*** Opening READING TEXT ***
Key Takeaway: ROS 2 was redesigned from the ground up to be production-ready, not just for research.

Node Lifecycle (Managed Nodes)

ROS 2 introduces lifecycle management for nodes, allowing fine-grained control over startup and shutdown. While not required for basic nodes, managed lifecycle nodes have explicit states:

  1. Unconfigured: Node exists but isn't ready
  2. Inactive: Node is configured but not processing data
  3. Active: Node is fully operational
  4. Finalized: Node is shutting down

Benefits:

  • Controlled initialization (e.g., "configure" then "activate")
  • Graceful shutdown (clean up resources)
  • Runtime reconfiguration (deactivate → reconfigure → activate)

When to Use:

  • Production systems where startup order matters
  • Nodes that manage hardware (need clean shutdown)
  • Systems requiring dynamic reconfiguration

For Learning: We'll start with simple nodes and introduce lifecycle management later.

Quality of Service (QoS) Profiles

QoS allows you to tune communication behavior for different needs:

Common QoS Settings:

  • Reliability: Best-effort (fast, may drop messages) vs Reliable (guarantees delivery)
  • Durability: Volatile (only current subscribers get messages) vs Transient-Local (new subscribers get last message)
  • History: Keep-Last-N (buffer N messages) vs Keep-All (unlimited buffer)

Example Use Cases:

  • Sensor Data: Best-effort, keep-last-10 (OK to drop old data, prioritize freshness)
  • Commands: Reliable, keep-last-1 (critical commands must arrive)
  • Initialization Data: Reliable, transient-local (new nodes get last configuration)
*** Closing READING TEXT ***
*** Opening DATA SECTION ***
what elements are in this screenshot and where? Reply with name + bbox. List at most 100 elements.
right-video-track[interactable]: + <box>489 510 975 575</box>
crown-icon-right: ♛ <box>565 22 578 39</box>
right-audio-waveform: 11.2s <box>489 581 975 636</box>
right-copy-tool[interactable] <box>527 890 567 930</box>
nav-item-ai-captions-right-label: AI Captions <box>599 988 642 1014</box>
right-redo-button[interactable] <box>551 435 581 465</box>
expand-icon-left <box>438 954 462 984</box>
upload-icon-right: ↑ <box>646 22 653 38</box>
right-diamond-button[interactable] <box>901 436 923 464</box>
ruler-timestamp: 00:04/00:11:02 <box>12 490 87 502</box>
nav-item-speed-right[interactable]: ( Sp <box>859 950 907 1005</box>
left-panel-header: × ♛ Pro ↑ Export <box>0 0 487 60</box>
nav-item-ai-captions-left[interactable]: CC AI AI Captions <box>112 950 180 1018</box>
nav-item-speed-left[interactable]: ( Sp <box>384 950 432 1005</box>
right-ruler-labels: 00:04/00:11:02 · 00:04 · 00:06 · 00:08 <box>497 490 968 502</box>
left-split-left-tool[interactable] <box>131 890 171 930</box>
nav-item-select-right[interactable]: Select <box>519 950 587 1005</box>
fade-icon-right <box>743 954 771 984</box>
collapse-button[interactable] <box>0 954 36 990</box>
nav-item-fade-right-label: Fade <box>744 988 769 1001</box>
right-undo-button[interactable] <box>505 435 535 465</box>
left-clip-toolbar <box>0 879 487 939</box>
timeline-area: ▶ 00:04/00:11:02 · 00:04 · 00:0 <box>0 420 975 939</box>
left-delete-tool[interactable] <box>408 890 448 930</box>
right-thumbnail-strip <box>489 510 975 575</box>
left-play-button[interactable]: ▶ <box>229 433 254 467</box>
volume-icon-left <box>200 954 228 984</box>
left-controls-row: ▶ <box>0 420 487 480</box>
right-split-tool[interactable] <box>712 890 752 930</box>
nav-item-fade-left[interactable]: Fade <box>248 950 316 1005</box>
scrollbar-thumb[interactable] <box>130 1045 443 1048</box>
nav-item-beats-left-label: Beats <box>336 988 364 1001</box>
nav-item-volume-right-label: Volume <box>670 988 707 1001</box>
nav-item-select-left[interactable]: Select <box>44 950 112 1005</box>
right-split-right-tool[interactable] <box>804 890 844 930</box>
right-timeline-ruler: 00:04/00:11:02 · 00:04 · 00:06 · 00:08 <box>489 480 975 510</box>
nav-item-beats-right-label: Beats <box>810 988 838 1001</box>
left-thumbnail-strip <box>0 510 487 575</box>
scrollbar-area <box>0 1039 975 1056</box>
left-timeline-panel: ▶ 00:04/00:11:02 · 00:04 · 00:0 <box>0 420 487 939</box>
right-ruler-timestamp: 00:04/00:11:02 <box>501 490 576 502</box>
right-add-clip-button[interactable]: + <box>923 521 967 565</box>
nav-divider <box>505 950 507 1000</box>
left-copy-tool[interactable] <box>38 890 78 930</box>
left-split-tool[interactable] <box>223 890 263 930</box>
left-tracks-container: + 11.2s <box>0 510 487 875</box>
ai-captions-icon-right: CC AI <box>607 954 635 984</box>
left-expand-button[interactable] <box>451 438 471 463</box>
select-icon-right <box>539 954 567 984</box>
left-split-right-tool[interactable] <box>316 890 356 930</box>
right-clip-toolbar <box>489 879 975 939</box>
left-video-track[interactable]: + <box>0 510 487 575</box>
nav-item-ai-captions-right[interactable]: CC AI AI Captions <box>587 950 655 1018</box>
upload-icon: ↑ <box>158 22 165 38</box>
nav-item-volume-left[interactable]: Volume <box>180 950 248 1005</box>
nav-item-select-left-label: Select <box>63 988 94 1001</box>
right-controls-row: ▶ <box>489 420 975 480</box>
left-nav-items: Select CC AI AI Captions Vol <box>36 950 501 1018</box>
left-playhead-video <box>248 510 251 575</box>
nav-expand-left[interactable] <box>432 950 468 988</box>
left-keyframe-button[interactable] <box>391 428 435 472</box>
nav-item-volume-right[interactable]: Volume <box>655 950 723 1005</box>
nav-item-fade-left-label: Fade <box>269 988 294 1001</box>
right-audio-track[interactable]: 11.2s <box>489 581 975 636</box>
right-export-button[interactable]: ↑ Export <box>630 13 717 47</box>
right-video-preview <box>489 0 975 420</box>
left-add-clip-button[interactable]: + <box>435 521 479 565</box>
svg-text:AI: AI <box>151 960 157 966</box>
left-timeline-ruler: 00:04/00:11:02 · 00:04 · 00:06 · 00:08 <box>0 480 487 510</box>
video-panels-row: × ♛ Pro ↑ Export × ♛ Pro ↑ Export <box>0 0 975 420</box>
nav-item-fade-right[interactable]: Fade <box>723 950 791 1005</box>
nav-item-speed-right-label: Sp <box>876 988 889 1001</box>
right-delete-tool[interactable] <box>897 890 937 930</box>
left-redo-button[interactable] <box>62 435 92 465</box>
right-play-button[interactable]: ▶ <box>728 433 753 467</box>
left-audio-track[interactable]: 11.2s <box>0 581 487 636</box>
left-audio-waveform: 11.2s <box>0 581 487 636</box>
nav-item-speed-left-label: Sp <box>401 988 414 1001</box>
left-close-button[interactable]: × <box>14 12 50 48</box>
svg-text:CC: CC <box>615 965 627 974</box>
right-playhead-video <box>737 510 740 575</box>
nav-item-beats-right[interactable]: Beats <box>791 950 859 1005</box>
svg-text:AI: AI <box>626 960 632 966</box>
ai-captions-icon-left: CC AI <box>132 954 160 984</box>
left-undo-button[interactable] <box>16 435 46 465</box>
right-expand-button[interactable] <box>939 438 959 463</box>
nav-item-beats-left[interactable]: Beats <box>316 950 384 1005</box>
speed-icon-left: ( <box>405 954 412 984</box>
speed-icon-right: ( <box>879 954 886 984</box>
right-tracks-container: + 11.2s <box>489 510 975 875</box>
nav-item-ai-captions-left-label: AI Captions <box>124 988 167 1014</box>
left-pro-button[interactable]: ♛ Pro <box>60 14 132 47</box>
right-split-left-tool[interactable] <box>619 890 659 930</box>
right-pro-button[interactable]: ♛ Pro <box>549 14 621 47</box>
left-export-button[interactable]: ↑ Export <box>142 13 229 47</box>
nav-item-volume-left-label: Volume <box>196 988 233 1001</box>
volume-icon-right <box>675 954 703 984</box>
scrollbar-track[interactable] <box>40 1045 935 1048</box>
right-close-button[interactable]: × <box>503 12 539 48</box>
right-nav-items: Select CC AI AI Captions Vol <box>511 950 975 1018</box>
*** Closing DATA SECTION ***
DIRECTIONS FOR THIS TASK.
Transcribe the part of the ROS 2 text between "Node Lifecycle (Managed" and "(clean up resources)", inclusive.

RESPONSE TO THE TASK.
Node Lifecycle (Managed Nodes)

ROS 2 introduces lifecycle management for nodes, allowing fine-grained control over startup and shutdown. While not required for basic nodes, managed lifecycle nodes have explicit states:

  1. Unconfigured: Node exists but isn't ready
  2. Inactive: Node is configured but not processing data
  3. Active: Node is fully operational
  4. Finalized: Node is shutting down

Benefits:

  • Controlled initialization (e.g., "configure" then "activate")
  • Graceful shutdown (clean up resources)